### The input
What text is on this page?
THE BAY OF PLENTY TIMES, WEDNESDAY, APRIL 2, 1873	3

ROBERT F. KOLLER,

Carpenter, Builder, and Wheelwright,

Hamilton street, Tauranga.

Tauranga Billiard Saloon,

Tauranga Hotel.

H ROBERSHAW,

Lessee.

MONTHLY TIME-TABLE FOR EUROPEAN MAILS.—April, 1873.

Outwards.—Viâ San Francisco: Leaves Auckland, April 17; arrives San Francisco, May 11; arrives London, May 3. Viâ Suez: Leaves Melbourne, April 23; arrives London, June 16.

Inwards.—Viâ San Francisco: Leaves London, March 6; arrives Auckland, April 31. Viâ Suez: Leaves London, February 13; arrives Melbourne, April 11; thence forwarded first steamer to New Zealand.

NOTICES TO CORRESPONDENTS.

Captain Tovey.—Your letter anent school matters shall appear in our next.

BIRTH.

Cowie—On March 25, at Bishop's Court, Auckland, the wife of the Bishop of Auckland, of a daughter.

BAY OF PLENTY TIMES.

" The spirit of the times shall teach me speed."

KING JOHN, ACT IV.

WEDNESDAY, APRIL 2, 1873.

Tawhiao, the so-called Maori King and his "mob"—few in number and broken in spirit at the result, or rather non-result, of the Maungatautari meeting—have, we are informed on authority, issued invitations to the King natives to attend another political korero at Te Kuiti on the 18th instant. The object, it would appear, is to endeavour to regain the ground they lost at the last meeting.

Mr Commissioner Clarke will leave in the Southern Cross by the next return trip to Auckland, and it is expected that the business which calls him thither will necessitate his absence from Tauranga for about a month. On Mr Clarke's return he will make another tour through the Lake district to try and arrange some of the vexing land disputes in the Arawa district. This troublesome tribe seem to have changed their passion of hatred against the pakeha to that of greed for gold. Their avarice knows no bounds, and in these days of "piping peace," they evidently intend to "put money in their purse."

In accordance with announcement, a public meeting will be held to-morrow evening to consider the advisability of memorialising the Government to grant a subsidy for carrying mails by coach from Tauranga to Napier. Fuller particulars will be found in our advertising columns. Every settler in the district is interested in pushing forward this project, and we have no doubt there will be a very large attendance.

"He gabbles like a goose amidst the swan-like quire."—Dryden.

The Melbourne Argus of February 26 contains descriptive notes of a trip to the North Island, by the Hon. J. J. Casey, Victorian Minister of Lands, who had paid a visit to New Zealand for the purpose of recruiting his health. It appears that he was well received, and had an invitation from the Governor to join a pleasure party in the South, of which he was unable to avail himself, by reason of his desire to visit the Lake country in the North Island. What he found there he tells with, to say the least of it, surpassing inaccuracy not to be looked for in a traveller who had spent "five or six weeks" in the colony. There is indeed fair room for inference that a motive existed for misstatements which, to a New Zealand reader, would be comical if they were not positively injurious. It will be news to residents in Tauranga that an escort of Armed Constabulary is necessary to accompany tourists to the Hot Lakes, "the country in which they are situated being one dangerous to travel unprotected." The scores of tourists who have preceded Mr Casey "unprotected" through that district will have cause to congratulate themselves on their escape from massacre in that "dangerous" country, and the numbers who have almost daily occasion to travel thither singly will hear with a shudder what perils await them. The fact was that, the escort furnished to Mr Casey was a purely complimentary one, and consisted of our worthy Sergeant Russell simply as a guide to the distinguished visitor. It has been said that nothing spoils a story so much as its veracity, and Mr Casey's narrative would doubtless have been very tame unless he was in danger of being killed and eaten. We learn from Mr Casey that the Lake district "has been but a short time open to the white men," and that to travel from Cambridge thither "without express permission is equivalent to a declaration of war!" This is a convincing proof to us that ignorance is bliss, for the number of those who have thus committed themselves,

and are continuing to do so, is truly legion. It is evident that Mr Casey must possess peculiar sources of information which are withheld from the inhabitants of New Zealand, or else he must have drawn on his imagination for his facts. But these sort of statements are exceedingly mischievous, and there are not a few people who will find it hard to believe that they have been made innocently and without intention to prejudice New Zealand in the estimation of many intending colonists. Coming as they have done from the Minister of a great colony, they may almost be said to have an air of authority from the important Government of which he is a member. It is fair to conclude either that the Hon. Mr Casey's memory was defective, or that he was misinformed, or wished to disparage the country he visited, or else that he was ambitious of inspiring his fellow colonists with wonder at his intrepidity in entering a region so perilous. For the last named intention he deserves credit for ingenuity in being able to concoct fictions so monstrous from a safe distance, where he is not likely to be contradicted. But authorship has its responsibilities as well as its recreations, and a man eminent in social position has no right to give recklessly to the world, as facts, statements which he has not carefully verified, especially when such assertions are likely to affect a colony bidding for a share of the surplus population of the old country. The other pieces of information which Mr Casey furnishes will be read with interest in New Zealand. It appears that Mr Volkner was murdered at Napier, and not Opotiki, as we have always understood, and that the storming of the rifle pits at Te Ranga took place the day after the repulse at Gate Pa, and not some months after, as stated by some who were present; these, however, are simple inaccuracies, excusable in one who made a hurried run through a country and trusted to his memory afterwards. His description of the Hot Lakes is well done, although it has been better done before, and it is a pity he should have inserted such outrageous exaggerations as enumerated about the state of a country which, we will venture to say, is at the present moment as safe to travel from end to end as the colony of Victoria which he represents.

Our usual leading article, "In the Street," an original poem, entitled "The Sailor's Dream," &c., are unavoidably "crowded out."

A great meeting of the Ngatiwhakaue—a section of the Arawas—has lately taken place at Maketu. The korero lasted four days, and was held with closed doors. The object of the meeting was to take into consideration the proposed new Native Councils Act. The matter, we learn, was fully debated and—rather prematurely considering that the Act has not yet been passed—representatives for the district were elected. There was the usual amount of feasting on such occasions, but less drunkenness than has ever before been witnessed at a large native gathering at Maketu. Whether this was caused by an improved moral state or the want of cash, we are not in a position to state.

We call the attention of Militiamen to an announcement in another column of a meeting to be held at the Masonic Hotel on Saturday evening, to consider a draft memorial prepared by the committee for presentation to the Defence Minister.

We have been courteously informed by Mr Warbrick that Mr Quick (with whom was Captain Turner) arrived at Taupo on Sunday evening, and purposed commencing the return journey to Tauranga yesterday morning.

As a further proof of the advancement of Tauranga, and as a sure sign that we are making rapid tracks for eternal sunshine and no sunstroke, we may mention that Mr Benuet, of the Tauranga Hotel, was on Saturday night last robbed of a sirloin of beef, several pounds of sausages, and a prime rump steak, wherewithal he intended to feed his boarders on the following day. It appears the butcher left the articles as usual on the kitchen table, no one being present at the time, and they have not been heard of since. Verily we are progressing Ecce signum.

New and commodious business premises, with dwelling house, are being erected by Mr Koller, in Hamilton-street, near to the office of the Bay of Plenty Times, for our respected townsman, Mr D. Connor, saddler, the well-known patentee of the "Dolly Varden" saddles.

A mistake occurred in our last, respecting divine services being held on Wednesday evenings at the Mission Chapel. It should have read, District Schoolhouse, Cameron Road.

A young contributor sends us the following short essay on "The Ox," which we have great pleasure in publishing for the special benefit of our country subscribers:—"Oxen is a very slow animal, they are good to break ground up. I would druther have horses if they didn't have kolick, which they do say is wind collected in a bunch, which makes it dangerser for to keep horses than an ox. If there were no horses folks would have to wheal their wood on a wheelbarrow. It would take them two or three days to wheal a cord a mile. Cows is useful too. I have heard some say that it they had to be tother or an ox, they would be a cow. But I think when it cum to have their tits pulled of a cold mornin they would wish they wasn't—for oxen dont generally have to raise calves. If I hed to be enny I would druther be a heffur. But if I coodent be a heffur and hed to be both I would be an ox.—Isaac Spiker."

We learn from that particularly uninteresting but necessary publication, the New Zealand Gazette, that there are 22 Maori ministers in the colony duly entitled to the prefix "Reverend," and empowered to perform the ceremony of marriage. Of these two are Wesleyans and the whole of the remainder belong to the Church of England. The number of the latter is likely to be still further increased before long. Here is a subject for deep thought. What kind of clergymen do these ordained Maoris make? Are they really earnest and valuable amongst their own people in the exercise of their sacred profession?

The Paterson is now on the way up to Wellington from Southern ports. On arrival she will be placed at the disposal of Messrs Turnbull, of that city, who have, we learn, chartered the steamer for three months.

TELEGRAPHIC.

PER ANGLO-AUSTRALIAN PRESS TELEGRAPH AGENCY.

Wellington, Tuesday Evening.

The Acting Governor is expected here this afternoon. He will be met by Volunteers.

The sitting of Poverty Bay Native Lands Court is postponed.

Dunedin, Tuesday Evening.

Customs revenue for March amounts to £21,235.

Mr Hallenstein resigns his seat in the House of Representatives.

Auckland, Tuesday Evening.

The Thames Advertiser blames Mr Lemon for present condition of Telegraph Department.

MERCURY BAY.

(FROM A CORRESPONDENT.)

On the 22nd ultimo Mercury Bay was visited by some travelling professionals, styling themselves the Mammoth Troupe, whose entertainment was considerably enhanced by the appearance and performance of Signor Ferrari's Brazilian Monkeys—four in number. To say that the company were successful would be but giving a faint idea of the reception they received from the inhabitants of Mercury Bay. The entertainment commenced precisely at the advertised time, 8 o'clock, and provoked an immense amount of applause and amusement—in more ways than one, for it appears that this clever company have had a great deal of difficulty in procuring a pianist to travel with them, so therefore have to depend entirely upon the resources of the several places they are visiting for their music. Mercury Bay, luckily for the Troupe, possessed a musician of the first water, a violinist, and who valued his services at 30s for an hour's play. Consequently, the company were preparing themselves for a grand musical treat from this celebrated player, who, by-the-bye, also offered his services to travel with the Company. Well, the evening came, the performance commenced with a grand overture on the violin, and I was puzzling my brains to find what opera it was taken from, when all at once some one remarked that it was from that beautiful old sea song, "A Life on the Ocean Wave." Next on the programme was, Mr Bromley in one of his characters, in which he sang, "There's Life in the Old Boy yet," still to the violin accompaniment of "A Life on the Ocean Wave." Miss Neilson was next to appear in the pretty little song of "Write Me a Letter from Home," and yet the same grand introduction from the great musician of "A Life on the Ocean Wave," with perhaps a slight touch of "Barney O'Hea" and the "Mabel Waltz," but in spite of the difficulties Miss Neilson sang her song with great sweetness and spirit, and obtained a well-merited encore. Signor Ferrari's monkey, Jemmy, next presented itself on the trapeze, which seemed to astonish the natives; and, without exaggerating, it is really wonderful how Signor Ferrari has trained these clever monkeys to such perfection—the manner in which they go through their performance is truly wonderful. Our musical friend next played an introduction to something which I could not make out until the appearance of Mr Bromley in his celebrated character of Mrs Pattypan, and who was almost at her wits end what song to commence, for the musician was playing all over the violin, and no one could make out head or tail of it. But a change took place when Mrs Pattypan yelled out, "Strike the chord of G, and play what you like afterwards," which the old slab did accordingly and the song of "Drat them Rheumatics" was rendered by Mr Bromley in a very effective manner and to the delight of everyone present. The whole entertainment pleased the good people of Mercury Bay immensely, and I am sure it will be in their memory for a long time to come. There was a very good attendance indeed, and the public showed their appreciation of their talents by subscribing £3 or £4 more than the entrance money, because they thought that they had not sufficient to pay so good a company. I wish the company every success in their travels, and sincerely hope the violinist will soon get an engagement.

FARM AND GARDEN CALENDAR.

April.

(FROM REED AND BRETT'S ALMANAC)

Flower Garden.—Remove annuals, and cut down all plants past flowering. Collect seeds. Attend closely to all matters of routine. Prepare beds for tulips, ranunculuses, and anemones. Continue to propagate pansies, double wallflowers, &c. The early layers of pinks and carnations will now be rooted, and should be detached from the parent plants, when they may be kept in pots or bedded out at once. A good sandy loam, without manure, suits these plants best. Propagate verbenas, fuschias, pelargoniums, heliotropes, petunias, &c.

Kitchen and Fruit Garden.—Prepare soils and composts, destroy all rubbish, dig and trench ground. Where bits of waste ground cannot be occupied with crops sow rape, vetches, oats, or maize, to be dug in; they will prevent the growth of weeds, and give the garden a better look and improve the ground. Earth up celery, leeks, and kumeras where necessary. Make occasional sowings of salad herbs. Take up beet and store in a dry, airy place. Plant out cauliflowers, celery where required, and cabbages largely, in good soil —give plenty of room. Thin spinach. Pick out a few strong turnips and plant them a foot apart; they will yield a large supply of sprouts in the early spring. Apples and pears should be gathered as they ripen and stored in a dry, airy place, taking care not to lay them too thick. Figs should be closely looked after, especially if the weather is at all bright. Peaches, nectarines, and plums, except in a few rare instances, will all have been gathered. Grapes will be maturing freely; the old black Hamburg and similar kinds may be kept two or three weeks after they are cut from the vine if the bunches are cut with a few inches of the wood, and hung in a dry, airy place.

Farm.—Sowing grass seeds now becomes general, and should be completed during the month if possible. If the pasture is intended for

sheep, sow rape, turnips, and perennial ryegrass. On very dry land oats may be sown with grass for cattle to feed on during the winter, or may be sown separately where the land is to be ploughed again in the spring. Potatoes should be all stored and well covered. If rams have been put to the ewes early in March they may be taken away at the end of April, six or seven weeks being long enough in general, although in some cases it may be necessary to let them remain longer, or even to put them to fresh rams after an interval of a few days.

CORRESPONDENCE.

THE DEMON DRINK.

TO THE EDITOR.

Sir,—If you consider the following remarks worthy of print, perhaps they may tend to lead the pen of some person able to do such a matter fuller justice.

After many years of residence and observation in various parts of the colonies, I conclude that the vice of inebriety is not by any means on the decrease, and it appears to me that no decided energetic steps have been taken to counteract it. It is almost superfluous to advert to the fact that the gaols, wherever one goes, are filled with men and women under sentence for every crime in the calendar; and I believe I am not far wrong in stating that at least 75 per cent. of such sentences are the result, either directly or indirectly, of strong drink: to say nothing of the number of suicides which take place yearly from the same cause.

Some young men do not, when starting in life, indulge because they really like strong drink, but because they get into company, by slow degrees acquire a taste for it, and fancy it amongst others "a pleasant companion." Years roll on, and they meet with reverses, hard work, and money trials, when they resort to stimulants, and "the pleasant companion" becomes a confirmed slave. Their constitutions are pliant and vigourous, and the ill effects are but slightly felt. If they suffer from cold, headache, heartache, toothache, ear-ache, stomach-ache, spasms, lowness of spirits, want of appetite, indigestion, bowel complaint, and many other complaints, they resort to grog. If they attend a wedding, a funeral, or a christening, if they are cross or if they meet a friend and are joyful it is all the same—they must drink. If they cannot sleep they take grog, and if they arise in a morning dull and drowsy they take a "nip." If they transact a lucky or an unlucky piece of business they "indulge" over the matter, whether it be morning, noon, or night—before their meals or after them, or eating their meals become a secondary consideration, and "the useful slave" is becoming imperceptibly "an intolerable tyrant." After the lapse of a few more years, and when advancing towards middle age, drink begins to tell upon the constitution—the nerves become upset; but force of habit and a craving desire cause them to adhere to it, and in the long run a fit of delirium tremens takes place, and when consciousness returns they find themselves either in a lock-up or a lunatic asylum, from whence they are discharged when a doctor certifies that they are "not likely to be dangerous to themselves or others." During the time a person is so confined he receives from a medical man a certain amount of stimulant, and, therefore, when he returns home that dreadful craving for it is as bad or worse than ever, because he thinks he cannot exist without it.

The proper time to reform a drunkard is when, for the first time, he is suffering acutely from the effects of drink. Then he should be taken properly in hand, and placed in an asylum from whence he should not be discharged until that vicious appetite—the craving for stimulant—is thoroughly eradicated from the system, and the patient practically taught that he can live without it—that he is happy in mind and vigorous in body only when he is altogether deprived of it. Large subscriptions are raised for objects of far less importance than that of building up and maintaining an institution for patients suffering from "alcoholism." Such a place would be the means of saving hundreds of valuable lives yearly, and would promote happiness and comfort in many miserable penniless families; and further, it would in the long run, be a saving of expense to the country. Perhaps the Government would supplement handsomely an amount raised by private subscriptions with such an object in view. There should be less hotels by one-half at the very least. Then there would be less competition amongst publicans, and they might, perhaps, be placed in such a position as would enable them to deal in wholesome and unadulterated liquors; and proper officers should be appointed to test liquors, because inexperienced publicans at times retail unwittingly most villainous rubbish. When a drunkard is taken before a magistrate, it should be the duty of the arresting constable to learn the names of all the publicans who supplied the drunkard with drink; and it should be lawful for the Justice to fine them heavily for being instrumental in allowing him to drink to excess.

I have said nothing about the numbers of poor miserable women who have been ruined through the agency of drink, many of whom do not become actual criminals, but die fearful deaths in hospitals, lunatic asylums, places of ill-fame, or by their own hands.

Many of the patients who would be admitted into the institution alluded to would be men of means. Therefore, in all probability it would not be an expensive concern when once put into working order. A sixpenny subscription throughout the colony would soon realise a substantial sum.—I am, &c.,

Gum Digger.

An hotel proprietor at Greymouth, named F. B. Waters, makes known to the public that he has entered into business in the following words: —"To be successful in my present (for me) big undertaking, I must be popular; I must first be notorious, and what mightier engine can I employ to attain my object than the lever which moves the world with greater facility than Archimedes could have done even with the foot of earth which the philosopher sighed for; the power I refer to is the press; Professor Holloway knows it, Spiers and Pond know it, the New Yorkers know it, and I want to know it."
######
Work required
Go through the lines above. Select every one that has the string "Wellington".

Response below
The Paterson is now on the way up to Wellington from Southern ports. On arrival she will be placed at the disposal of Messrs Turnbull, of that city, who have, we learn, chartered the steamer for three months.
Wellington, Tuesday Evening.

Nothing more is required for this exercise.